>> Begin Dataset records

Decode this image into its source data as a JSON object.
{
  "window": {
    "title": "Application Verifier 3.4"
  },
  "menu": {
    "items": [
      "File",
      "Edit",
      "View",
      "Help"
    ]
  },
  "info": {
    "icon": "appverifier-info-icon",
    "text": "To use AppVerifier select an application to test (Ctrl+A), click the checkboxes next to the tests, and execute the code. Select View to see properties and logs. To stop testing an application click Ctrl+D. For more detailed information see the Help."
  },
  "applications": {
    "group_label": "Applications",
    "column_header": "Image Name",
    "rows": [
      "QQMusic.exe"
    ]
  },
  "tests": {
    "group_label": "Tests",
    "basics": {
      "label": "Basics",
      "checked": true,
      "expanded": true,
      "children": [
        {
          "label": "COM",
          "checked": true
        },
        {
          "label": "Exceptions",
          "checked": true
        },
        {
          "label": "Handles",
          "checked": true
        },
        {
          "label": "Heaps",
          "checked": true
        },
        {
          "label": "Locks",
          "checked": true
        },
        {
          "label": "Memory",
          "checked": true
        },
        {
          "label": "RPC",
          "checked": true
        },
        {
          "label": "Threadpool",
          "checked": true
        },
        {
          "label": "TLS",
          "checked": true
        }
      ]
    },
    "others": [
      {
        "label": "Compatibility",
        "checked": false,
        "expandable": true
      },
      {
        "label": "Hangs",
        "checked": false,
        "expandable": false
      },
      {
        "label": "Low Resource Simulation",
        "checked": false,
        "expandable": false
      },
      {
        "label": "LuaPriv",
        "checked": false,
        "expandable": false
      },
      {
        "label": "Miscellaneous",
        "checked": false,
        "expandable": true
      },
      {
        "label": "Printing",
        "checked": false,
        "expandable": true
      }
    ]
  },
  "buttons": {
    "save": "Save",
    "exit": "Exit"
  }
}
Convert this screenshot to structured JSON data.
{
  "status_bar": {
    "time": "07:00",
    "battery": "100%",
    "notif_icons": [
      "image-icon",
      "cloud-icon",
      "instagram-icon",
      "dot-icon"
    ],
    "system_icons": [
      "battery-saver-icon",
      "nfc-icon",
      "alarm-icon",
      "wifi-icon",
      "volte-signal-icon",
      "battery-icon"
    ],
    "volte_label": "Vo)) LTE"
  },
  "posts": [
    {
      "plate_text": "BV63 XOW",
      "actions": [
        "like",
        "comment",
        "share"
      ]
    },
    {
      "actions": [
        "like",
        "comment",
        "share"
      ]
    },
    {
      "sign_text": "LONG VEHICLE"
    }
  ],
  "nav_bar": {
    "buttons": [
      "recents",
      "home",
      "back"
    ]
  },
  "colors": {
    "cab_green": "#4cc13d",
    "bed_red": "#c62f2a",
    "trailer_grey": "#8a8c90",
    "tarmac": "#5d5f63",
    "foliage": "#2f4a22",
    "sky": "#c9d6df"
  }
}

>> End Dataset records

Written exercise -
Gather each line of the listing that holds the string "battery".

Solution to this problem -
    "battery": "100%",
      "battery-saver-icon",
      "battery-icon"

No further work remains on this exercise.